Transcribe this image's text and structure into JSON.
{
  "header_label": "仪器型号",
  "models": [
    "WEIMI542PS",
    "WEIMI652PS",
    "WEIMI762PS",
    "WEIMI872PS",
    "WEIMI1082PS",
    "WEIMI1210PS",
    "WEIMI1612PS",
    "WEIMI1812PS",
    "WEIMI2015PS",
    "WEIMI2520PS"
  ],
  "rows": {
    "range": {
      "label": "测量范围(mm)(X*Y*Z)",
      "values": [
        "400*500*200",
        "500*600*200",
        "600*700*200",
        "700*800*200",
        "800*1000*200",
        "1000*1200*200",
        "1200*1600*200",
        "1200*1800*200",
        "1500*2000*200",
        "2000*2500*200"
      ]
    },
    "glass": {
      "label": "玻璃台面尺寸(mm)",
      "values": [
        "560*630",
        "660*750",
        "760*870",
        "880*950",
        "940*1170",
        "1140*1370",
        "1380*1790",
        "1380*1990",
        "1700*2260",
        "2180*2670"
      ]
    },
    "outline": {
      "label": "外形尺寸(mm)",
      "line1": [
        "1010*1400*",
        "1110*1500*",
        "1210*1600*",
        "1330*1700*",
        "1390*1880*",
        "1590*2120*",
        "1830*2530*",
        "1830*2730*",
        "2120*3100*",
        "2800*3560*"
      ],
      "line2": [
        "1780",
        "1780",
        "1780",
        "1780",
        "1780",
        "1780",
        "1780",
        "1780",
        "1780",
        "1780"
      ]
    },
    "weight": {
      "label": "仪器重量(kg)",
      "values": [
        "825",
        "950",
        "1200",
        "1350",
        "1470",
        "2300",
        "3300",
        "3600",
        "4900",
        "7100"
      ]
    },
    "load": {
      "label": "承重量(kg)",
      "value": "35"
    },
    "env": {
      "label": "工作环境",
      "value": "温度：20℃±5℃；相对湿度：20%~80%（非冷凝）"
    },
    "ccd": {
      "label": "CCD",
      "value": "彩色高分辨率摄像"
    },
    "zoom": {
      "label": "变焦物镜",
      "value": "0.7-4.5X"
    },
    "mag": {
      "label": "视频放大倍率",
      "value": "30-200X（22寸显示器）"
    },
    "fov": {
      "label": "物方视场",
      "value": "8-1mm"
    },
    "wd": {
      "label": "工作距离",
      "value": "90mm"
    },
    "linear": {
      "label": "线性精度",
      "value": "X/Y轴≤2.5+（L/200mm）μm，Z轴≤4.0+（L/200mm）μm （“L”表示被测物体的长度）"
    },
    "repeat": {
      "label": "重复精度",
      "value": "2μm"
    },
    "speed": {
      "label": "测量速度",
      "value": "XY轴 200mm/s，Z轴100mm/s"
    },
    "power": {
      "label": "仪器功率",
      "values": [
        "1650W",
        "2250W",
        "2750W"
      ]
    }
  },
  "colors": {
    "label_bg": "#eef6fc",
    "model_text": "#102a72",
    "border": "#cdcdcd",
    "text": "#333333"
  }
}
☆ ☆ ☆ ☆ ☆
Direction:
Reproduce all of the entries word for word.

Solution for this problem:
Transcribe this image's text and structure into JSON.
{
  "header_label": "仪器型号",
  "models": [
    "WEIMI542PS",
    "WEIMI652PS",
    "WEIMI762PS",
    "WEIMI872PS",
    "WEIMI1082PS",
    "WEIMI1210PS",
    "WEIMI1612PS",
    "WEIMI1812PS",
    "WEIMI2015PS",
    "WEIMI2520PS"
  ],
  "rows": {
    "range": {
      "label": "测量范围(mm)(X*Y*Z)",
      "values": [
        "400*500*200",
        "500*600*200",
        "600*700*200",
        "700*800*200",
        "800*1000*200",
        "1000*1200*200",
        "1200*1600*200",
        "1200*1800*200",
        "1500*2000*200",
        "2000*2500*200"
      ]
    },
    "glass": {
      "label": "玻璃台面尺寸(mm)",
      "values": [
        "560*630",
        "660*750",
        "760*870",
        "880*950",
        "940*1170",
        "1140*1370",
        "1380*1790",
        "1380*1990",
        "1700*2260",
        "2180*2670"
      ]
    },
    "outline": {
      "label": "外形尺寸(mm)",
      "line1": [
        "1010*1400*",
        "1110*1500*",
        "1210*1600*",
        "1330*1700*",
        "1390*1880*",
        "1590*2120*",
        "1830*2530*",
        "1830*2730*",
        "2120*3100*",
        "2800*3560*"
      ],
      "line2": [
        "1780",
        "1780",
        "1780",
        "1780",
        "1780",
        "1780",
        "1780",
        "1780",
        "1780",
        "1780"
      ]
    },
    "weight": {
      "label": "仪器重量(kg)",
      "values": [
        "825",
        "950",
        "1200",
        "1350",
        "1470",
        "2300",
        "3300",
        "3600",
        "4900",
        "7100"
      ]
    },
    "load": {
      "label": "承重量(kg)",
      "value": "35"
    },
    "env": {
      "label": "工作环境",
      "value": "温度：20℃±5℃；相对湿度：20%~80%（非冷凝）"
    },
    "ccd": {
      "label": "CCD",
      "value": "彩色高分辨率摄像"
    },
    "zoom": {
      "label": "变焦物镜",
      "value": "0.7-4.5X"
    },
    "mag": {
      "label": "视频放大倍率",
      "value": "30-200X（22寸显示器）"
    },
    "fov": {
      "label": "物方视场",
      "value": "8-1mm"
    },
    "wd": {
      "label": "工作距离",
      "value": "90mm"
    },
    "linear": {
      "label": "线性精度",
      "value": "X/Y轴≤2.5+（L/200mm）μm，Z轴≤4.0+（L/200mm）μm （“L”表示被测物体的长度）"
    },
    "repeat": {
      "label": "重复精度",
      "value": "2μm"
    },
    "speed": {
      "label": "测量速度",
      "value": "XY轴 200mm/s，Z轴100mm/s"
    },
    "power": {
      "label": "仪器功率",
      "values": [
        "1650W",
        "2250W",
        "2750W"
      ]
    }
  },
  "colors": {
    "label_bg": "#eef6fc",
    "model_text": "#102a72",
    "border": "#cdcdcd",
    "text": "#333333"
  }
}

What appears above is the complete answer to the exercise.